- Brief -
Can you quote exactly the stretch of lines from the one with "Read this page and output its text content." through the final line of the material, both ends included?

- Material provided -
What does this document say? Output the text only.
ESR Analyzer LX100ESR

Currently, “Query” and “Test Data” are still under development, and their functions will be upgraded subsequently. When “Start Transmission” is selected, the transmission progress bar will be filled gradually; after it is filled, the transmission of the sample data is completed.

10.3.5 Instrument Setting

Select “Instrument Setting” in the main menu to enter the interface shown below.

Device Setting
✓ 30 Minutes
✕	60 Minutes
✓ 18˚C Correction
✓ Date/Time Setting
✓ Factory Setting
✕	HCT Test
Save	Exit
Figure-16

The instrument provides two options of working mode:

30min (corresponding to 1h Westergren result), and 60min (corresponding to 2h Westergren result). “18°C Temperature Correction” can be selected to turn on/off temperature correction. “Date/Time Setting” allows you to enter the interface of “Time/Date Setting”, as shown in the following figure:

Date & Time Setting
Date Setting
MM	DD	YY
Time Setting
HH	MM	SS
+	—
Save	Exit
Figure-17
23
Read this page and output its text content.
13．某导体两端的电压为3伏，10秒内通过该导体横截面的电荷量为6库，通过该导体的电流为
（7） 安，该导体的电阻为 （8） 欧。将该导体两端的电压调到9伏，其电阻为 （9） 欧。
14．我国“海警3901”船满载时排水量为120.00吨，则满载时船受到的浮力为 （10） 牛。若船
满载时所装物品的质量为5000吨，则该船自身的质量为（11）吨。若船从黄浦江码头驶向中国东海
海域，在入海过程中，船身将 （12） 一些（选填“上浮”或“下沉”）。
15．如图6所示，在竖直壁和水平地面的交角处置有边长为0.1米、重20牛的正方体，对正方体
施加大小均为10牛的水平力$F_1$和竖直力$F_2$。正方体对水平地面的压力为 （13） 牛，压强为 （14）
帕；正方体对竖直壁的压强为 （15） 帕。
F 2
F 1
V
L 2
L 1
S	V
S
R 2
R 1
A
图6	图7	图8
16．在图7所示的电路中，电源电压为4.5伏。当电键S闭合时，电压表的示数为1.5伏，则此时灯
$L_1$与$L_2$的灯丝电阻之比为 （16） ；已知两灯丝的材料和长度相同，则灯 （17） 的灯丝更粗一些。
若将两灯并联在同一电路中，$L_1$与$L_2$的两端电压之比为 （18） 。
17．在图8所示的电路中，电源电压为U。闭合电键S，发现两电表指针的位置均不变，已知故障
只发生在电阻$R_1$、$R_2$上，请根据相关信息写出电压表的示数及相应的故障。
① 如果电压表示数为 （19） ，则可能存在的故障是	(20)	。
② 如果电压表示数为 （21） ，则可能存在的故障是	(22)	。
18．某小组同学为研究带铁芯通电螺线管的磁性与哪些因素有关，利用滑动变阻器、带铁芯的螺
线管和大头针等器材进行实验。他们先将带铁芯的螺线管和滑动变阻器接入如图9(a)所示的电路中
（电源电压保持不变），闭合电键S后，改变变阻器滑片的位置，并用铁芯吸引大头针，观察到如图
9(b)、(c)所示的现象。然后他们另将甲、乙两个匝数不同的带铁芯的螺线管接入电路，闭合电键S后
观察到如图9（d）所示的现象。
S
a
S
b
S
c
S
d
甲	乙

- Exercise response -
Read this page and output its text content.
13．某导体两端的电压为3伏，10秒内通过该导体横截面的电荷量为6库，通过该导体的电流为
（7） 安，该导体的电阻为 （8） 欧。将该导体两端的电压调到9伏，其电阻为 （9） 欧。
14．我国“海警3901”船满载时排水量为120.00吨，则满载时船受到的浮力为 （10） 牛。若船
满载时所装物品的质量为5000吨，则该船自身的质量为（11）吨。若船从黄浦江码头驶向中国东海
海域，在入海过程中，船身将 （12） 一些（选填“上浮”或“下沉”）。
15．如图6所示，在竖直壁和水平地面的交角处置有边长为0.1米、重20牛的正方体，对正方体
施加大小均为10牛的水平力$F_1$和竖直力$F_2$。正方体对水平地面的压力为 （13） 牛，压强为 （14）
帕；正方体对竖直壁的压强为 （15） 帕。
F 2
F 1
V
L 2
L 1
S	V
S
R 2
R 1
A
图6	图7	图8
16．在图7所示的电路中，电源电压为4.5伏。当电键S闭合时，电压表的示数为1.5伏，则此时灯
$L_1$与$L_2$的灯丝电阻之比为 （16） ；已知两灯丝的材料和长度相同，则灯 （17） 的灯丝更粗一些。
若将两灯并联在同一电路中，$L_1$与$L_2$的两端电压之比为 （18） 。
17．在图8所示的电路中，电源电压为U。闭合电键S，发现两电表指针的位置均不变，已知故障
只发生在电阻$R_1$、$R_2$上，请根据相关信息写出电压表的示数及相应的故障。
① 如果电压表示数为 （19） ，则可能存在的故障是	(20)	。
② 如果电压表示数为 （21） ，则可能存在的故障是	(22)	。
18．某小组同学为研究带铁芯通电螺线管的磁性与哪些因素有关，利用滑动变阻器、带铁芯的螺
线管和大头针等器材进行实验。他们先将带铁芯的螺线管和滑动变阻器接入如图9(a)所示的电路中
（电源电压保持不变），闭合电键S后，改变变阻器滑片的位置，并用铁芯吸引大头针，观察到如图
9(b)、(c)所示的现象。然后他们另将甲、乙两个匝数不同的带铁芯的螺线管接入电路，闭合电键S后
观察到如图9（d）所示的现象。
S
a
S
b
S
c
S
d
甲	乙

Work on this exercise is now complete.